Given problem =>
Gather all lines from the material that contain "document".

Input =>
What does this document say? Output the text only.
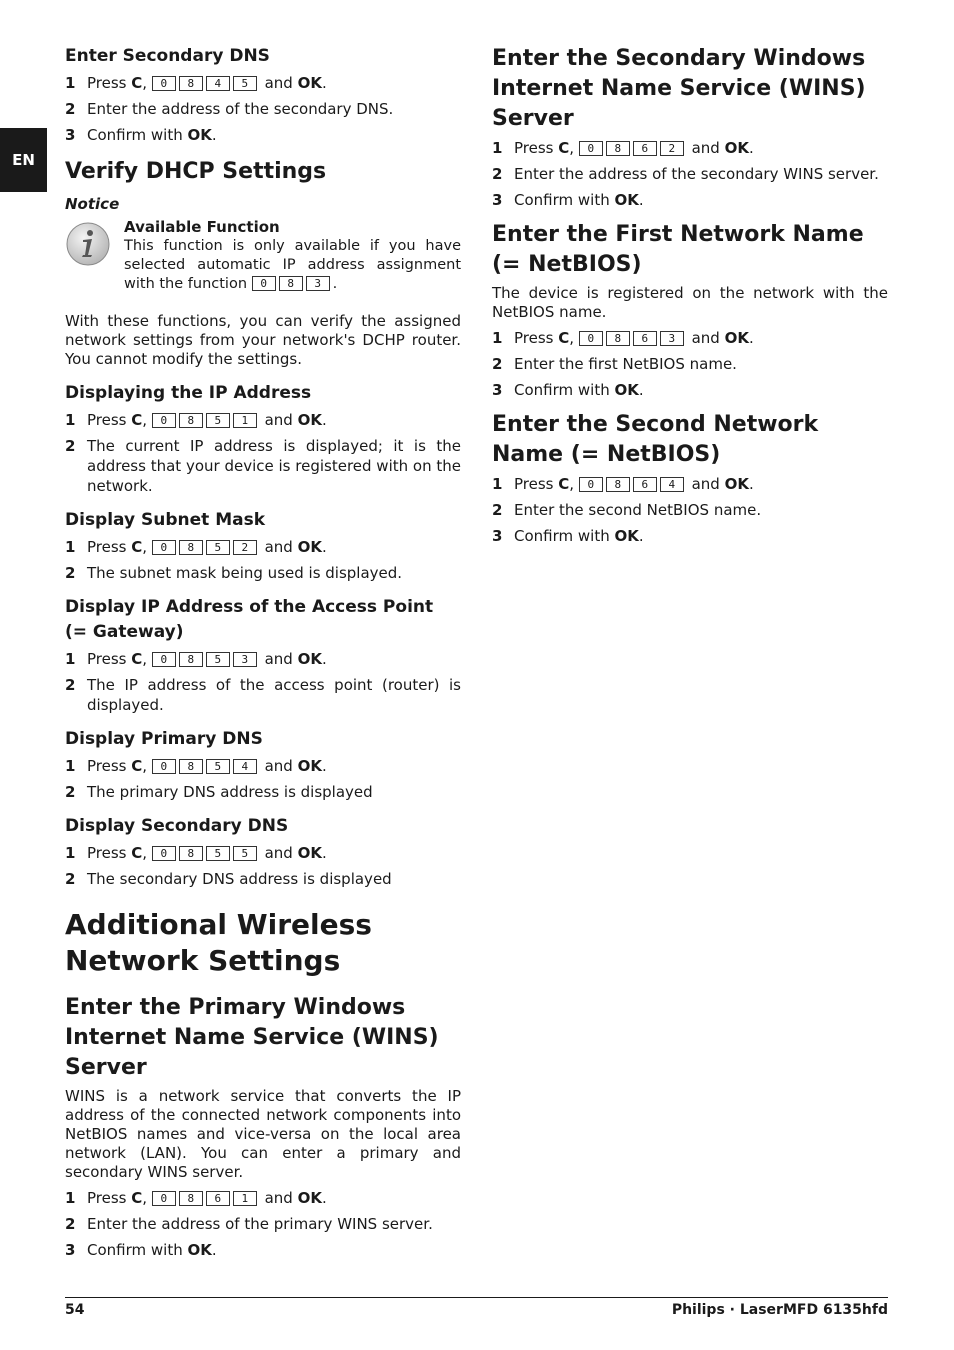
EN
Enter Secondary DNS
1 Press C, 0 8 4 5 and OK.
2 Enter the address of the secondary DNS.
3 Confirm with OK.
Verify DHCP Settings
Notice
Available Function
This function is only available if you have selected automatic IP address assignment with the function 0 8 3 .

With these functions, you can verify the assigned network settings from your network's DCHP router. You cannot modify the settings.

Displaying the IP Address
1 Press C, 0 8 5 1 and OK.
2 The current IP address is displayed; it is the address that your device is registered with on the network.
Display Subnet Mask
1 Press C, 0 8 5 2 and OK.
2 The subnet mask being used is displayed.
Display IP Address of the Access Point (= Gateway)
1 Press C, 0 8 5 3 and OK.
2 The IP address of the access point (router) is displayed.
Display Primary DNS
1 Press C, 0 8 5 4 and OK.
2 The primary DNS address is displayed
Display Secondary DNS
1 Press C, 0 8 5 5 and OK.
2 The secondary DNS address is displayed
Additional Wireless Network Settings
Enter the Primary Windows Internet Name Service (WINS) Server

WINS is a network service that converts the IP address of the connected network components into NetBIOS names and vice-versa on the local area network (LAN). You can enter a primary and secondary WINS server.

1 Press C, 0 8 6 1 and OK.
2 Enter the address of the primary WINS server.
3 Confirm with OK.
Enter the Secondary Windows Internet Name Service (WINS) Server
1 Press C, 0 8 6 2 and OK.
2 Enter the address of the secondary WINS server.
3 Confirm with OK.
Enter the First Network Name (= NetBIOS)

The device is registered on the network with the NetBIOS name.

1 Press C, 0 8 6 3 and OK.
2 Enter the first NetBIOS name.
3 Confirm with OK.
Enter the Second Network Name (= NetBIOS)
1 Press C, 0 8 6 4 and OK.
2 Enter the second NetBIOS name.
3 Confirm with OK.
54	Philips · LaserMFD 6135hfd
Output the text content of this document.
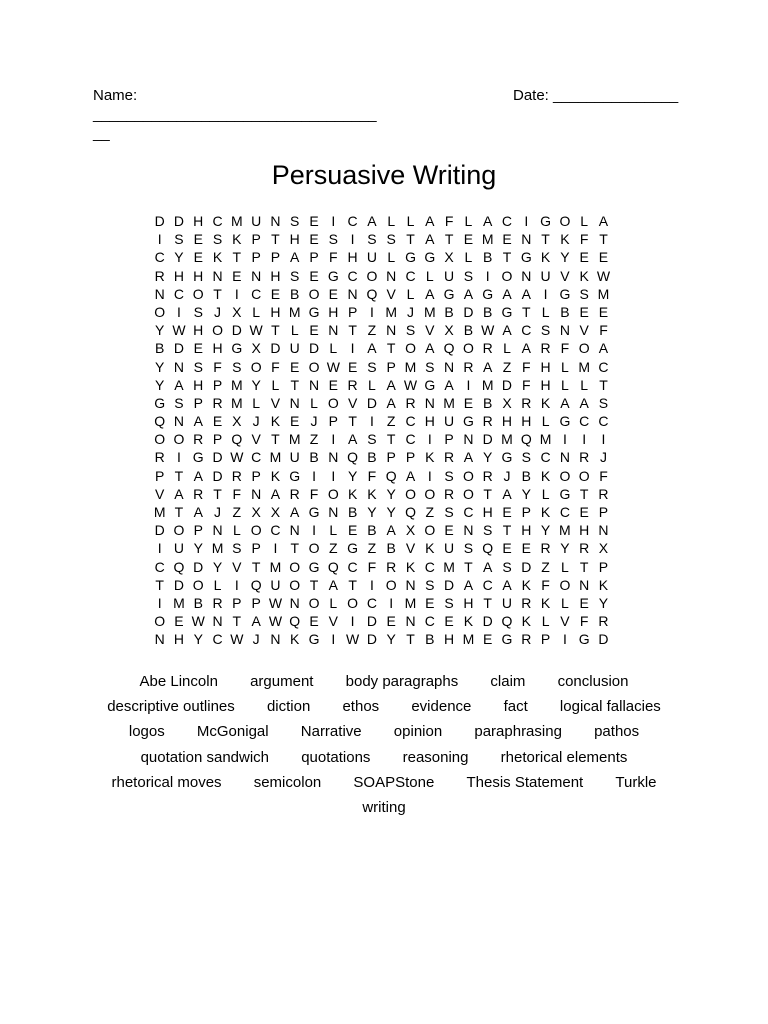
Name:
____________________________________
Date: _______________
Persuasive Writing
D D H C M U N S E I C A L L A F L A C I G O L A
I S E S K P T H E S I S S T A T E M E N T K F T
C Y E K T P P A P F H U L G G X L B T G K Y E E
R H H N E N H S E G C O N C L U S I O N U V K W
N C O T I C E B O E N Q V L A G A G A A I G S M
O I S J X L H M G H P I M J M B D B G T L B E E
Y W H O D W T L E N T Z N S V X B W A C S N V F
B D E H G X D U D L I A T O A Q O R L A R F O A
Y N S F S O F E O W E S P M S N R A Z F H L M C
Y A H P M Y L T N E R L A W G A I M D F H L L T
G S P R M L V N L O V D A R N M E B X R K A A S
Q N A E X J K E J P T I Z C H U G R H H L G C C
O O R P Q V T M Z I A S T C I P N D M Q M I	I	I
R I G D W C M U B N Q B P P K R A Y G S C N R J
P T A D R P K G I	I Y F Q A I S O R J B K O O F
V A R T F N A R F O K K Y O O R O T A Y L G T R
M T A J Z X X A G N B Y Y Q Z S C H E P K C E P
D O P N L O C N I L E B A X O E N S T H Y M H N
I U Y M S P I T O Z G Z B V K U S Q E E R Y R X
C Q D Y V T M O G Q C F R K C M T A S D Z L T P
T D O L I Q U O T A T I O N S D A C A K F O N K
I M B R P P W N O L O C I M E S H T U R K L E Y
O E W N T A W Q E V I D E N C E K D Q K L V F R
N H Y C W J N K G I W D Y T B H M E G R P I G D
Abe Lincoln argument body paragraphs claim conclusion descriptive outlines diction ethos evidence fact logical fallacies logos McGonigal Narrative opinion paraphrasing pathos quotation sandwich quotations reasoning rhetorical elements rhetorical moves semicolon SOAPStone Thesis Statement Turkle writing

Result of the exercise =>
What does this document say? Output the text only.
Output the text content of this document.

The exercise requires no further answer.